Search the records below for the word "hour" and show every line where it occurs.

## Listed entries
»»
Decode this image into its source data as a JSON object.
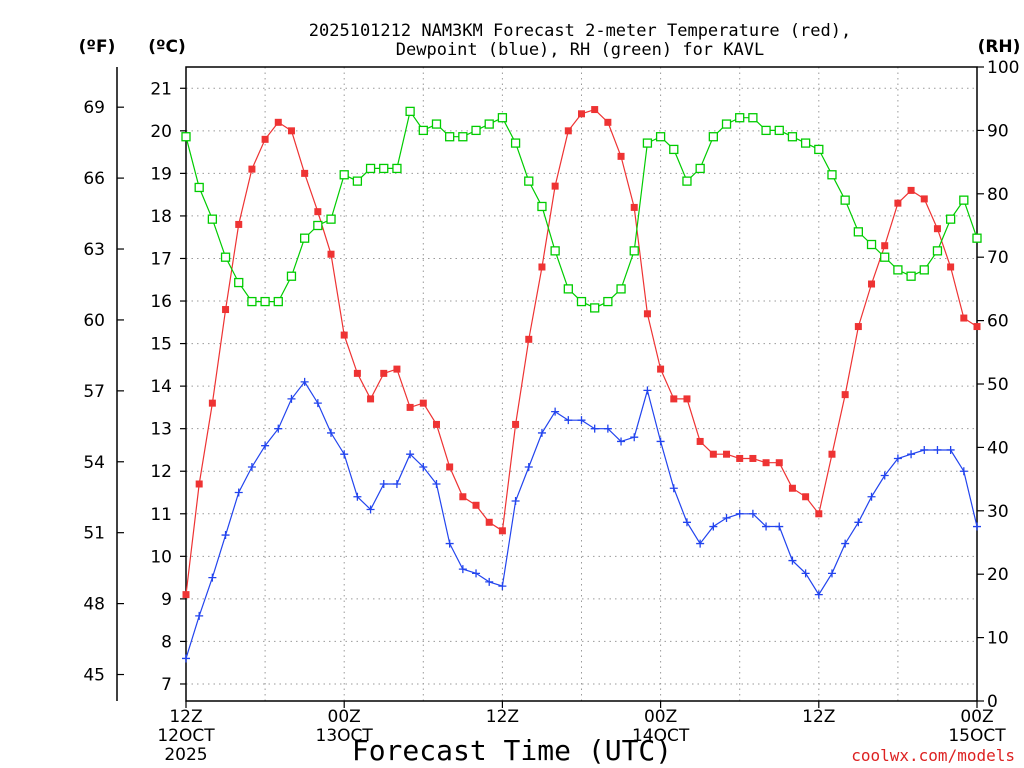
{
  "page": {
    "title_line1": "2025101212 NAM3KM Forecast 2-meter Temperature (red),",
    "title_line2": "Dewpoint (blue), RH (green) for KAVL",
    "credit": "coolwx.com/models",
    "unit_f": "(ºF)",
    "unit_c": "(ºC)",
    "unit_rh": "(RH)"
  },
  "chart_data": {
    "type": "line",
    "title": "2025101212 NAM3KM Forecast 2-meter Temperature (red), Dewpoint (blue), RH (green) for KAVL",
    "xlabel": "Forecast Time (UTC)",
    "ylabel_left_outer": "(ºF)",
    "ylabel_left_inner": "(ºC)",
    "ylabel_right": "(RH)",
    "x_unit": "forecast hour",
    "xlim": [
      0,
      60
    ],
    "ylim_c": [
      6.6,
      21.5
    ],
    "ylim_rh": [
      0,
      100
    ],
    "grid": true,
    "x_ticks": [
      {
        "hour": 0,
        "line1": "12Z",
        "line2": "12OCT",
        "line3": "2025"
      },
      {
        "hour": 12,
        "line1": "00Z",
        "line2": "13OCT",
        "line3": ""
      },
      {
        "hour": 24,
        "line1": "12Z",
        "line2": "",
        "line3": ""
      },
      {
        "hour": 36,
        "line1": "00Z",
        "line2": "14OCT",
        "line3": ""
      },
      {
        "hour": 48,
        "line1": "12Z",
        "line2": "",
        "line3": ""
      },
      {
        "hour": 60,
        "line1": "00Z",
        "line2": "15OCT",
        "line3": ""
      }
    ],
    "y_ticks_c": [
      "7",
      "8",
      "9",
      "10",
      "11",
      "12",
      "13",
      "14",
      "15",
      "16",
      "17",
      "18",
      "19",
      "20",
      "21"
    ],
    "y_ticks_f": [
      "45",
      "48",
      "51",
      "54",
      "57",
      "60",
      "63",
      "66",
      "69"
    ],
    "y_ticks_rh": [
      "0",
      "10",
      "20",
      "30",
      "40",
      "50",
      "60",
      "70",
      "80",
      "90",
      "100"
    ],
    "series": [
      {
        "name": "2-meter Temperature",
        "axis": "celsius",
        "color": "#ee3333",
        "marker": "filled-square",
        "values": [
          9.1,
          11.7,
          13.6,
          15.8,
          17.8,
          19.1,
          19.8,
          20.2,
          20.0,
          19.0,
          18.1,
          17.1,
          15.2,
          14.3,
          13.7,
          14.3,
          14.4,
          13.5,
          13.6,
          13.1,
          12.1,
          11.4,
          11.2,
          10.8,
          10.6,
          13.1,
          15.1,
          16.8,
          18.7,
          20.0,
          20.4,
          20.5,
          20.2,
          19.4,
          18.2,
          15.7,
          14.4,
          13.7,
          13.7,
          12.7,
          12.4,
          12.4,
          12.3,
          12.3,
          12.2,
          12.2,
          11.6,
          11.4,
          11.0,
          12.4,
          13.8,
          15.4,
          16.4,
          17.3,
          18.3,
          18.6,
          18.4,
          17.7,
          16.8,
          15.6,
          15.4
        ]
      },
      {
        "name": "Dewpoint",
        "axis": "celsius",
        "color": "#2244ee",
        "marker": "plus",
        "values": [
          7.6,
          8.6,
          9.5,
          10.5,
          11.5,
          12.1,
          12.6,
          13.0,
          13.7,
          14.1,
          13.6,
          12.9,
          12.4,
          11.4,
          11.1,
          11.7,
          11.7,
          12.4,
          12.1,
          11.7,
          10.3,
          9.7,
          9.6,
          9.4,
          9.3,
          11.3,
          12.1,
          12.9,
          13.4,
          13.2,
          13.2,
          13.0,
          13.0,
          12.7,
          12.8,
          13.9,
          12.7,
          11.6,
          10.8,
          10.3,
          10.7,
          10.9,
          11.0,
          11.0,
          10.7,
          10.7,
          9.9,
          9.6,
          9.1,
          9.6,
          10.3,
          10.8,
          11.4,
          11.9,
          12.3,
          12.4,
          12.5,
          12.5,
          12.5,
          12.0,
          10.7
        ]
      },
      {
        "name": "RH",
        "axis": "rh",
        "color": "#00cc00",
        "marker": "open-square",
        "values": [
          89,
          81,
          76,
          70,
          66,
          63,
          63,
          63,
          67,
          73,
          75,
          76,
          83,
          82,
          84,
          84,
          84,
          93,
          90,
          91,
          89,
          89,
          90,
          91,
          92,
          88,
          82,
          78,
          71,
          65,
          63,
          62,
          63,
          65,
          71,
          88,
          89,
          87,
          82,
          84,
          89,
          91,
          92,
          92,
          90,
          90,
          89,
          88,
          87,
          83,
          79,
          74,
          72,
          70,
          68,
          67,
          68,
          71,
          76,
          79,
          73
        ]
      }
    ]
  }
}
««
## Task response
    "x_unit": "forecast hour",
        "hour": 0,
        "hour": 12,
        "hour": 24,
        "hour": 36,
        "hour": 48,
        "hour": 60,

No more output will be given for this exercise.